_Prompt_
Only the pictures are left out: repeat the rest of the entries exactly.

_Data extract_
== == ==
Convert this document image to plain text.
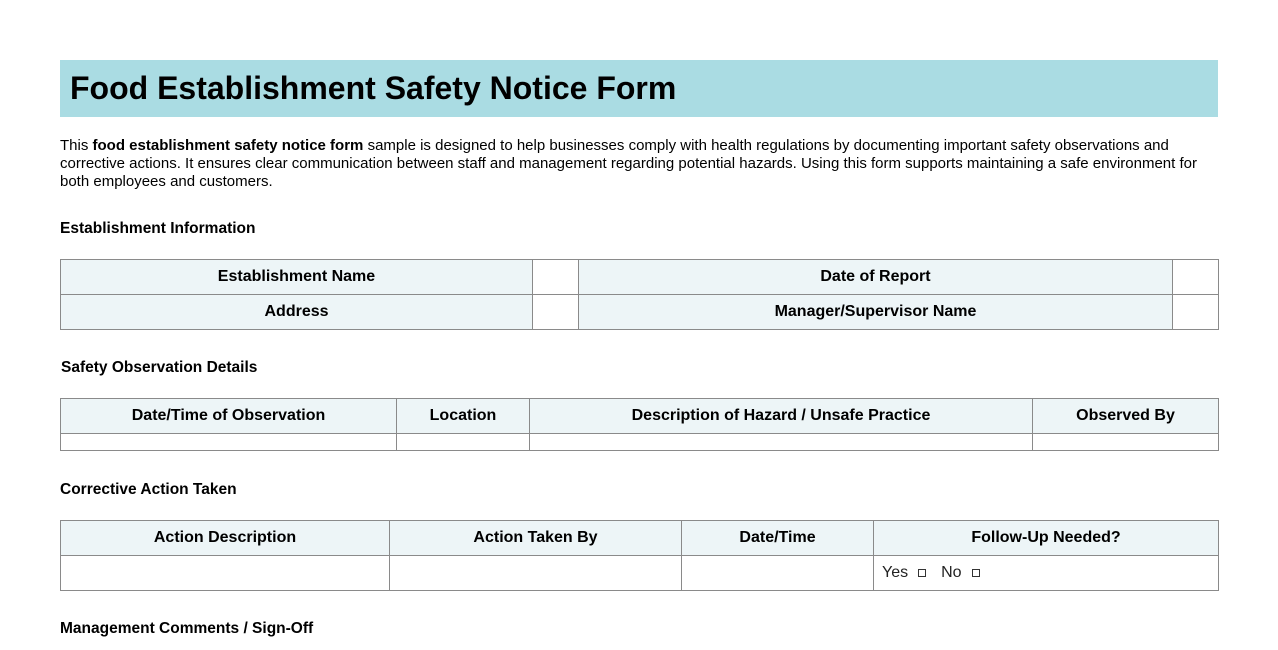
Food Establishment Safety Notice Form

This food establishment safety notice form sample is designed to help businesses comply with health regulations by documenting important safety observations and corrective actions. It ensures clear communication between staff and management regarding potential hazards. Using this form supports maintaining a safe environment for both employees and customers.

Establishment Information
Establishment Name		Date of Report	
Address		Manager/Supervisor Name	
Safety Observation Details
Date/Time of Observation	Location	Description of Hazard / Unsafe Practice	Observed By

Corrective Action Taken
Action Description	Action Taken By	Date/Time	Follow-Up Needed?
			Yes No
Management Comments / Sign-Off
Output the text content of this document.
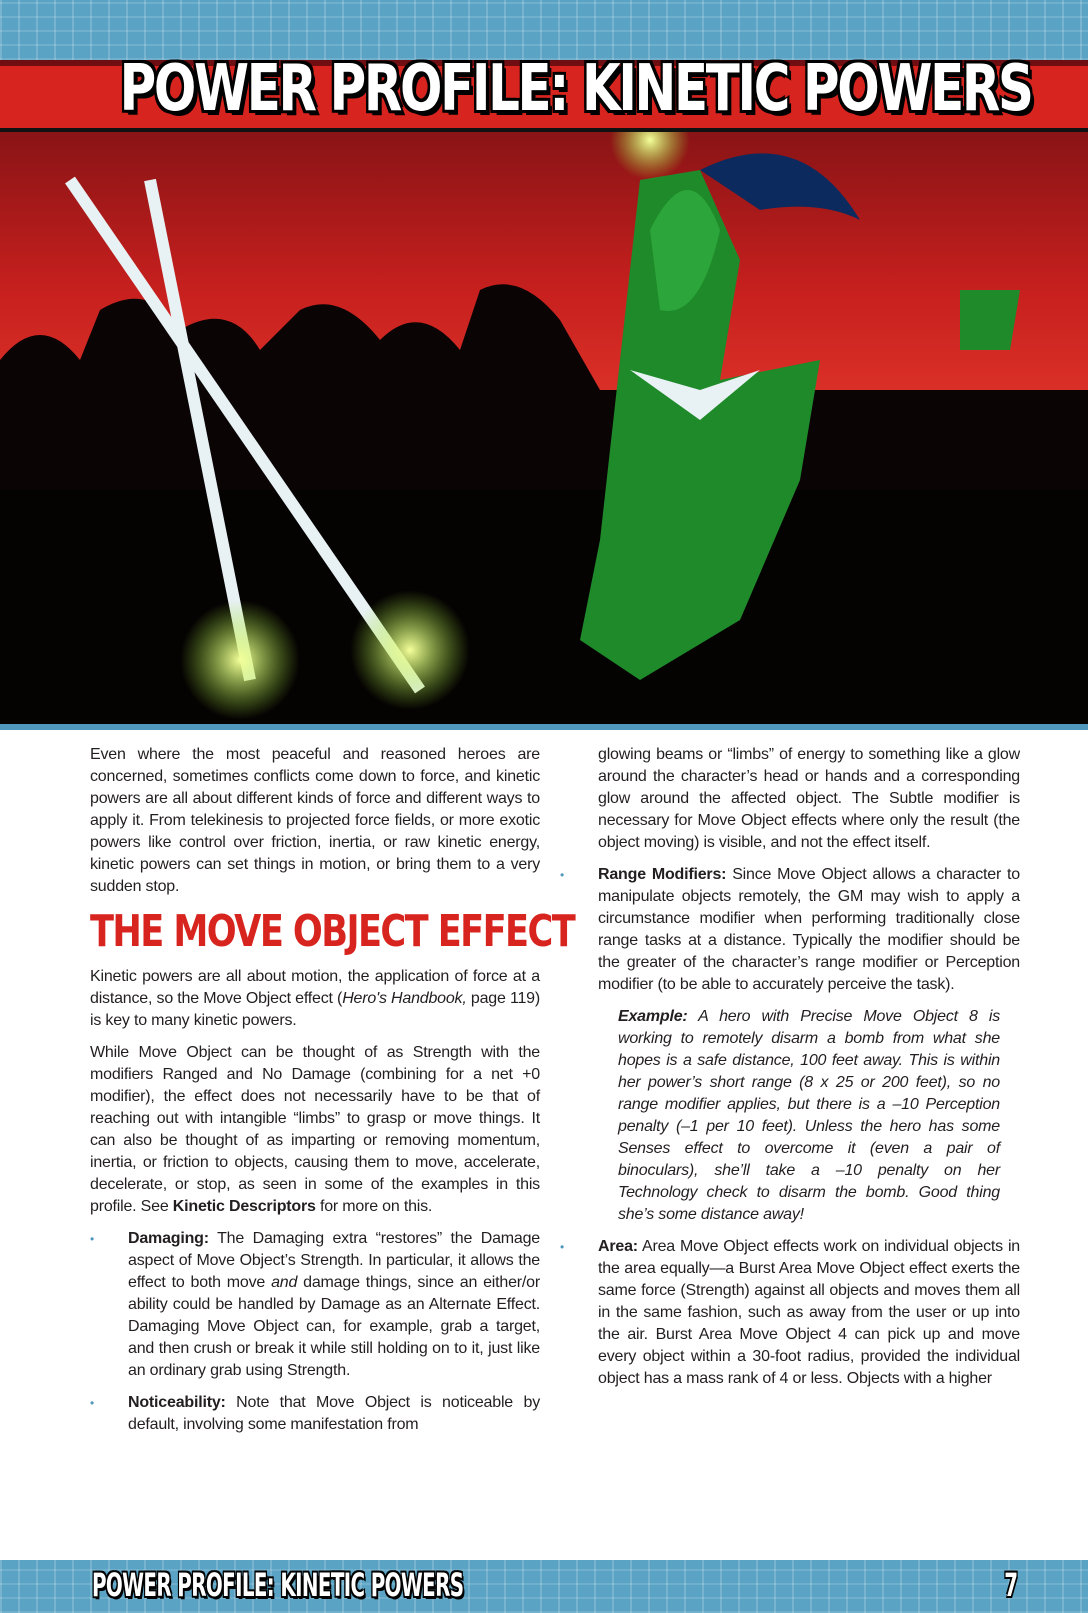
POWER PROFILE: KINETIC POWERS

Even where the most peaceful and reasoned heroes are concerned, sometimes conflicts come down to force, and kinetic powers are all about different kinds of force and different ways to apply it. From telekinesis to projected force fields, or more exotic powers like control over friction, inertia, or raw kinetic energy, kinetic powers can set things in motion, or bring them to a very sudden stop.

THE MOVE OBJECT EFFECT

Kinetic powers are all about motion, the application of force at a distance, so the Move Object effect (Hero's Handbook, page 119) is key to many kinetic powers.

While Move Object can be thought of as Strength with the modifiers Ranged and No Damage (combining for a net +0 modifier), the effect does not necessarily have to be that of reaching out with intangible “limbs” to grasp or move things. It can also be thought of as imparting or removing momentum, inertia, or friction to objects, causing them to move, accelerate, decelerate, or stop, as seen in some of the examples in this profile. See Kinetic Descriptors for more on this.

• Damaging: The Damaging extra “restores” the Damage aspect of Move Object’s Strength. In particular, it allows the effect to both move and damage things, since an either/or ability could be handled by Damage as an Alternate Effect. Damaging Move Object can, for example, grab a target, and then crush or break it while still holding on to it, just like an ordinary grab using Strength.

• Noticeability: Note that Move Object is noticeable by default, involving some manifestation from

glowing beams or “limbs” of energy to something like a glow around the character’s head or hands and a corresponding glow around the affected object. The Subtle modifier is necessary for Move Object effects where only the result (the object moving) is visible, and not the effect itself.

• Range Modifiers: Since Move Object allows a character to manipulate objects remotely, the GM may wish to apply a circumstance modifier when performing traditionally close range tasks at a distance. Typically the modifier should be the greater of the character’s range modifier or Perception modifier (to be able to accurately perceive the task).

Example: A hero with Precise Move Object 8 is working to remotely disarm a bomb from what she hopes is a safe distance, 100 feet away. This is within her power’s short range (8 x 25 or 200 feet), so no range modifier applies, but there is a –10 Perception penalty (–1 per 10 feet). Unless the hero has some Senses effect to overcome it (even a pair of binoculars), she’ll take a –10 penalty on her Technology check to disarm the bomb. Good thing she’s some distance away!

• Area: Area Move Object effects work on individual objects in the area equally—a Burst Area Move Object effect exerts the same force (Strength) against all objects and moves them all in the same fashion, such as away from the user or up into the air. Burst Area Move Object 4 can pick up and move every object within a 30-foot radius, provided the individual object has a mass rank of 4 or less. Objects with a higher

POWER PROFILE: KINETIC POWERS	7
== == ==
_Task response_
Convert this document image to plain text.
Food Establishment Safety Notice Form

This food establishment safety notice form sample is designed to help businesses comply with health regulations by documenting important safety observations and corrective actions. It ensures clear communication between staff and management regarding potential hazards. Using this form supports maintaining a safe environment for both employees and customers.

Establishment Information
Establishment Name		Date of Report	
Address		Manager/Supervisor Name	
Safety Observation Details
Date/Time of Observation	Location	Description of Hazard / Unsafe Practice	Observed By

Corrective Action Taken
Action Description	Action Taken By	Date/Time	Follow-Up Needed?
			Yes No
Management Comments / Sign-Off
Output the text content of this document.
POWER PROFILE: KINETIC POWERS

Even where the most peaceful and reasoned heroes are concerned, sometimes conflicts come down to force, and kinetic powers are all about different kinds of force and different ways to apply it. From telekinesis to projected force fields, or more exotic powers like control over friction, inertia, or raw kinetic energy, kinetic powers can set things in motion, or bring them to a very sudden stop.

THE MOVE OBJECT EFFECT

Kinetic powers are all about motion, the application of force at a distance, so the Move Object effect (Hero's Handbook, page 119) is key to many kinetic powers.

While Move Object can be thought of as Strength with the modifiers Ranged and No Damage (combining for a net +0 modifier), the effect does not necessarily have to be that of reaching out with intangible “limbs” to grasp or move things. It can also be thought of as imparting or removing momentum, inertia, or friction to objects, causing them to move, accelerate, decelerate, or stop, as seen in some of the examples in this profile. See Kinetic Descriptors for more on this.

• Damaging: The Damaging extra “restores” the Damage aspect of Move Object’s Strength. In particular, it allows the effect to both move and damage things, since an either/or ability could be handled by Damage as an Alternate Effect. Damaging Move Object can, for example, grab a target, and then crush or break it while still holding on to it, just like an ordinary grab using Strength.

• Noticeability: Note that Move Object is noticeable by default, involving some manifestation from

glowing beams or “limbs” of energy to something like a glow around the character’s head or hands and a corresponding glow around the affected object. The Subtle modifier is necessary for Move Object effects where only the result (the object moving) is visible, and not the effect itself.

• Range Modifiers: Since Move Object allows a character to manipulate objects remotely, the GM may wish to apply a circumstance modifier when performing traditionally close range tasks at a distance. Typically the modifier should be the greater of the character’s range modifier or Perception modifier (to be able to accurately perceive the task).

Example: A hero with Precise Move Object 8 is working to remotely disarm a bomb from what she hopes is a safe distance, 100 feet away. This is within her power’s short range (8 x 25 or 200 feet), so no range modifier applies, but there is a –10 Perception penalty (–1 per 10 feet). Unless the hero has some Senses effect to overcome it (even a pair of binoculars), she’ll take a –10 penalty on her Technology check to disarm the bomb. Good thing she’s some distance away!

• Area: Area Move Object effects work on individual objects in the area equally—a Burst Area Move Object effect exerts the same force (Strength) against all objects and moves them all in the same fashion, such as away from the user or up into the air. Burst Area Move Object 4 can pick up and move every object within a 30-foot radius, provided the individual object has a mass rank of 4 or less. Objects with a higher

POWER PROFILE: KINETIC POWERS	7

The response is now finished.